WHAT YOU SHOULD DO
Would you extract the whole listing below and retype it exactly?
>> Start
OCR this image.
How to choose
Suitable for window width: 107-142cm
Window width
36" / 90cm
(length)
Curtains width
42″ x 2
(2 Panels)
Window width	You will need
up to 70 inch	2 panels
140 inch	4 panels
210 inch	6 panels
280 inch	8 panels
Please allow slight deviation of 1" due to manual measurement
>> End
FINISHED TASK
OCR this image.
How to choose
Suitable for window width: 107-142cm
Window width
36" / 90cm
(length)
Curtains width
42″ x 2
(2 Panels)
Window width	You will need
up to 70 inch	2 panels
140 inch	4 panels
210 inch	6 panels
280 inch	8 panels
Please allow slight deviation of 1" due to manual measurement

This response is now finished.